● **Stated exercise**: Print the records below word for word, but leave out the pictures.

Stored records
###

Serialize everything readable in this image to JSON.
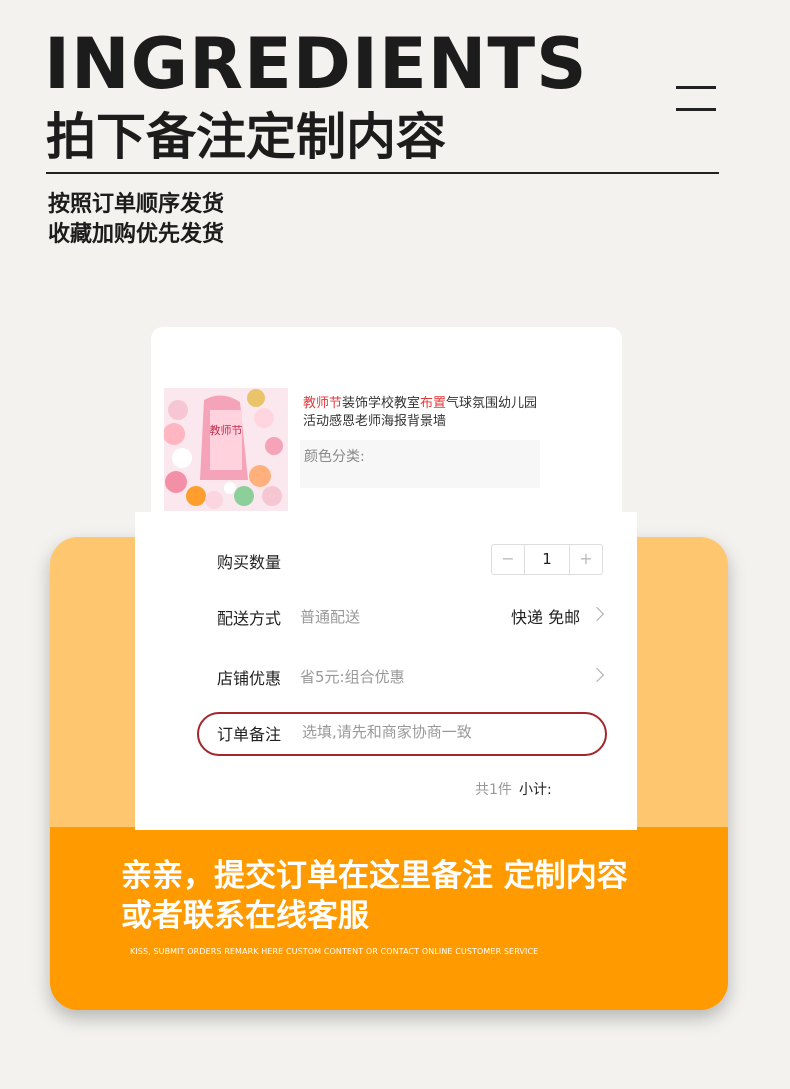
{
  "header": {
    "title": "INGREDIENTS",
    "subtitle": "拍下备注定制内容",
    "note_lines": [
      "按照订单顺序发货",
      "收藏加购优先发货"
    ]
  },
  "product": {
    "title_parts": [
      {
        "text": "教师节",
        "highlight": true
      },
      {
        "text": "装饰学校教室",
        "highlight": false
      },
      {
        "text": "布置",
        "highlight": true
      },
      {
        "text": "气球氛围幼儿园活动感恩老师海报背景墙",
        "highlight": false
      }
    ],
    "variant_label": "颜色分类:"
  },
  "order": {
    "quantity_label": "购买数量",
    "quantity": "1",
    "minus": "−",
    "plus": "+",
    "shipping_label": "配送方式",
    "shipping_value": "普通配送",
    "shipping_right": "快递 免邮",
    "coupon_label": "店铺优惠",
    "coupon_value": "省5元:组合优惠",
    "remark_label": "订单备注",
    "remark_placeholder": "选填,请先和商家协商一致",
    "total_count": "共1件",
    "subtotal_label": "小计:"
  },
  "banner": {
    "line1": "亲亲，提交订单在这里备注 定制内容",
    "line2": "或者联系在线客服",
    "english": "KISS, SUBMIT ORDERS REMARK HERE CUSTOM CONTENT OR CONTACT ONLINE CUSTOMER SERVICE"
  },
  "colors": {
    "highlight": "#e4393c",
    "remark_ring": "#a2262a",
    "panel_light": "#ffc670",
    "panel_dark": "#ff9a00"
  },
  "icons": [
    "menu-icon",
    "chevron-right-icon"
  ]
}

###

● **Reply to the task**:
Serialize everything readable in this image to JSON.
{
  "header": {
    "title": "INGREDIENTS",
    "subtitle": "拍下备注定制内容",
    "note_lines": [
      "按照订单顺序发货",
      "收藏加购优先发货"
    ]
  },
  "product": {
    "title_parts": [
      {
        "text": "教师节",
        "highlight": true
      },
      {
        "text": "装饰学校教室",
        "highlight": false
      },
      {
        "text": "布置",
        "highlight": true
      },
      {
        "text": "气球氛围幼儿园活动感恩老师海报背景墙",
        "highlight": false
      }
    ],
    "variant_label": "颜色分类:"
  },
  "order": {
    "quantity_label": "购买数量",
    "quantity": "1",
    "minus": "−",
    "plus": "+",
    "shipping_label": "配送方式",
    "shipping_value": "普通配送",
    "shipping_right": "快递 免邮",
    "coupon_label": "店铺优惠",
    "coupon_value": "省5元:组合优惠",
    "remark_label": "订单备注",
    "remark_placeholder": "选填,请先和商家协商一致",
    "total_count": "共1件",
    "subtotal_label": "小计:"
  },
  "banner": {
    "line1": "亲亲，提交订单在这里备注 定制内容",
    "line2": "或者联系在线客服",
    "english": "KISS, SUBMIT ORDERS REMARK HERE CUSTOM CONTENT OR CONTACT ONLINE CUSTOMER SERVICE"
  },
  "colors": {
    "highlight": "#e4393c",
    "remark_ring": "#a2262a",
    "panel_light": "#ffc670",
    "panel_dark": "#ff9a00"
  },
  "icons": [
    "menu-icon",
    "chevron-right-icon"
  ]
}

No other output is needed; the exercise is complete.